-------- Materials provided
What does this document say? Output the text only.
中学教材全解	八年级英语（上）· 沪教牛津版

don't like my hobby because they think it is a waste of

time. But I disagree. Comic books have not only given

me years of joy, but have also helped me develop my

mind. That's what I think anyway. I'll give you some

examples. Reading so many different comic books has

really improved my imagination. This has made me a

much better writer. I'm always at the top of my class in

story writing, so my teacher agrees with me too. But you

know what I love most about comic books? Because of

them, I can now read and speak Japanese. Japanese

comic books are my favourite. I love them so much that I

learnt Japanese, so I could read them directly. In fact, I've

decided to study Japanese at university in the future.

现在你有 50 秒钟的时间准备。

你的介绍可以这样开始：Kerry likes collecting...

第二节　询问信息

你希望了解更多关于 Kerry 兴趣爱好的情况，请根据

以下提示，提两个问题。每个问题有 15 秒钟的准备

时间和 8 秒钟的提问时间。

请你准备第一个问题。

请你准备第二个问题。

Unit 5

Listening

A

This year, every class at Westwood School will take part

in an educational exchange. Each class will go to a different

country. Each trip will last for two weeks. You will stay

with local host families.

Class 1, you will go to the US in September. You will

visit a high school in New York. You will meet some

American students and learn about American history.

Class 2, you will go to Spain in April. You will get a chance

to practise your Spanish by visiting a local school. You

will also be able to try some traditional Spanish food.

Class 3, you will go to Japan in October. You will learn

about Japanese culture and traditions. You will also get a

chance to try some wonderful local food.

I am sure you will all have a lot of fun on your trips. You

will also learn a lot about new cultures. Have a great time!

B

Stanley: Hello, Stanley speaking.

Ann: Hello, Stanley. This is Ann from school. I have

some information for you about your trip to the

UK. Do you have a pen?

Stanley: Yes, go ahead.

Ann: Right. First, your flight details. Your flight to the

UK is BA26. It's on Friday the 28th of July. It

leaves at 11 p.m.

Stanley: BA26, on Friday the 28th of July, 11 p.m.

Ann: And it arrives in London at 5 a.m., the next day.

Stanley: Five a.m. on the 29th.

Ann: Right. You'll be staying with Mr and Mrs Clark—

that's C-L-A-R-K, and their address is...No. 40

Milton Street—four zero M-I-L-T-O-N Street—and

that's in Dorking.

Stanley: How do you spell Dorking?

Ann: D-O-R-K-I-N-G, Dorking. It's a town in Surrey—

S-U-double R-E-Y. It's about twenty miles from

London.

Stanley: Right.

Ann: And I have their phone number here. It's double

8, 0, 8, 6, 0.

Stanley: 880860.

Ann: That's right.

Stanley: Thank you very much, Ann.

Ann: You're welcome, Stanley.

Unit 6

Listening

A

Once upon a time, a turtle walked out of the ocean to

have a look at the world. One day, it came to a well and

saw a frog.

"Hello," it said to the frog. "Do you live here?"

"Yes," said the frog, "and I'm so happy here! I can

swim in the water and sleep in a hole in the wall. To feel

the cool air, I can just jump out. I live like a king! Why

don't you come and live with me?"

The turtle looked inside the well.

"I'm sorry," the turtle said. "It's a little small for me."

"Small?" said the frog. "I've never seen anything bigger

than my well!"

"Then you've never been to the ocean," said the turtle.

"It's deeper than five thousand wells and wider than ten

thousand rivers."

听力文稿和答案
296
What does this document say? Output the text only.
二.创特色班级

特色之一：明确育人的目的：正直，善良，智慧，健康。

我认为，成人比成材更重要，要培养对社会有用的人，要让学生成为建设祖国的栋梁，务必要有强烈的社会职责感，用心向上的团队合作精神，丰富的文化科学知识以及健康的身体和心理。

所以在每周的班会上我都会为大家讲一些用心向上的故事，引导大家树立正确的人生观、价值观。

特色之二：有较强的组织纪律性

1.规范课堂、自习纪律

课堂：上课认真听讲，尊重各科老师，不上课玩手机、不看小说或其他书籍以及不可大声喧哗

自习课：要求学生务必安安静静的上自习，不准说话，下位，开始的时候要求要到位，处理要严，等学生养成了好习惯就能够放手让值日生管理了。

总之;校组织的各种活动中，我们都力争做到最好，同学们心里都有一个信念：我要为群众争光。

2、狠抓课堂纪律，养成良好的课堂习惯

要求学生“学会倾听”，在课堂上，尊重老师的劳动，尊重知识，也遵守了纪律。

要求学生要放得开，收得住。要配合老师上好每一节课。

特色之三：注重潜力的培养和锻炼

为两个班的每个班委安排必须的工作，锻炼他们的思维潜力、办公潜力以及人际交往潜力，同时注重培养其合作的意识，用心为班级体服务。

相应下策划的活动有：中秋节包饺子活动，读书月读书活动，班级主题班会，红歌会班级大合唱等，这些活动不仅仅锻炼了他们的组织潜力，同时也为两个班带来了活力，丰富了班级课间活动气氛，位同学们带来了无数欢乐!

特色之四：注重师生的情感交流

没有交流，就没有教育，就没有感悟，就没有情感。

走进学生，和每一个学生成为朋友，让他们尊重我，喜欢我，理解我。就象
----------------
## Aim:
Quote every record above exactly.

## Exercise solution:
What does this document say? Output the text only.
中学教材全解	八年级英语（上）· 沪教牛津版

don't like my hobby because they think it is a waste of

time. But I disagree. Comic books have not only given

me years of joy, but have also helped me develop my

mind. That's what I think anyway. I'll give you some

examples. Reading so many different comic books has

really improved my imagination. This has made me a

much better writer. I'm always at the top of my class in

story writing, so my teacher agrees with me too. But you

know what I love most about comic books? Because of

them, I can now read and speak Japanese. Japanese

comic books are my favourite. I love them so much that I

learnt Japanese, so I could read them directly. In fact, I've

decided to study Japanese at university in the future.

现在你有 50 秒钟的时间准备。

你的介绍可以这样开始：Kerry likes collecting...

第二节　询问信息

你希望了解更多关于 Kerry 兴趣爱好的情况，请根据

以下提示，提两个问题。每个问题有 15 秒钟的准备

时间和 8 秒钟的提问时间。

请你准备第一个问题。

请你准备第二个问题。

Unit 5

Listening

A

This year, every class at Westwood School will take part

in an educational exchange. Each class will go to a different

country. Each trip will last for two weeks. You will stay

with local host families.

Class 1, you will go to the US in September. You will

visit a high school in New York. You will meet some

American students and learn about American history.

Class 2, you will go to Spain in April. You will get a chance

to practise your Spanish by visiting a local school. You

will also be able to try some traditional Spanish food.

Class 3, you will go to Japan in October. You will learn

about Japanese culture and traditions. You will also get a

chance to try some wonderful local food.

I am sure you will all have a lot of fun on your trips. You

will also learn a lot about new cultures. Have a great time!

B

Stanley: Hello, Stanley speaking.

Ann: Hello, Stanley. This is Ann from school. I have

some information for you about your trip to the

UK. Do you have a pen?

Stanley: Yes, go ahead.

Ann: Right. First, your flight details. Your flight to the

UK is BA26. It's on Friday the 28th of July. It

leaves at 11 p.m.

Stanley: BA26, on Friday the 28th of July, 11 p.m.

Ann: And it arrives in London at 5 a.m., the next day.

Stanley: Five a.m. on the 29th.

Ann: Right. You'll be staying with Mr and Mrs Clark—

that's C-L-A-R-K, and their address is...No. 40

Milton Street—four zero M-I-L-T-O-N Street—and

that's in Dorking.

Stanley: How do you spell Dorking?

Ann: D-O-R-K-I-N-G, Dorking. It's a town in Surrey—

S-U-double R-E-Y. It's about twenty miles from

London.

Stanley: Right.

Ann: And I have their phone number here. It's double

8, 0, 8, 6, 0.

Stanley: 880860.

Ann: That's right.

Stanley: Thank you very much, Ann.

Ann: You're welcome, Stanley.

Unit 6

Listening

A

Once upon a time, a turtle walked out of the ocean to

have a look at the world. One day, it came to a well and

saw a frog.

"Hello," it said to the frog. "Do you live here?"

"Yes," said the frog, "and I'm so happy here! I can

swim in the water and sleep in a hole in the wall. To feel

the cool air, I can just jump out. I live like a king! Why

don't you come and live with me?"

The turtle looked inside the well.

"I'm sorry," the turtle said. "It's a little small for me."

"Small?" said the frog. "I've never seen anything bigger

than my well!"

"Then you've never been to the ocean," said the turtle.

"It's deeper than five thousand wells and wider than ten

thousand rivers."

听力文稿和答案
296
What does this document say? Output the text only.
二.创特色班级

特色之一：明确育人的目的：正直，善良，智慧，健康。

我认为，成人比成材更重要，要培养对社会有用的人，要让学生成为建设祖国的栋梁，务必要有强烈的社会职责感，用心向上的团队合作精神，丰富的文化科学知识以及健康的身体和心理。

所以在每周的班会上我都会为大家讲一些用心向上的故事，引导大家树立正确的人生观、价值观。

特色之二：有较强的组织纪律性

1.规范课堂、自习纪律

课堂：上课认真听讲，尊重各科老师，不上课玩手机、不看小说或其他书籍以及不可大声喧哗

自习课：要求学生务必安安静静的上自习，不准说话，下位，开始的时候要求要到位，处理要严，等学生养成了好习惯就能够放手让值日生管理了。

总之;校组织的各种活动中，我们都力争做到最好，同学们心里都有一个信念：我要为群众争光。

2、狠抓课堂纪律，养成良好的课堂习惯

要求学生“学会倾听”，在课堂上，尊重老师的劳动，尊重知识，也遵守了纪律。

要求学生要放得开，收得住。要配合老师上好每一节课。

特色之三：注重潜力的培养和锻炼

为两个班的每个班委安排必须的工作，锻炼他们的思维潜力、办公潜力以及人际交往潜力，同时注重培养其合作的意识，用心为班级体服务。

相应下策划的活动有：中秋节包饺子活动，读书月读书活动，班级主题班会，红歌会班级大合唱等，这些活动不仅仅锻炼了他们的组织潜力，同时也为两个班带来了活力，丰富了班级课间活动气氛，位同学们带来了无数欢乐!

特色之四：注重师生的情感交流

没有交流，就没有教育，就没有感悟，就没有情感。

走进学生，和每一个学生成为朋友，让他们尊重我，喜欢我，理解我。就象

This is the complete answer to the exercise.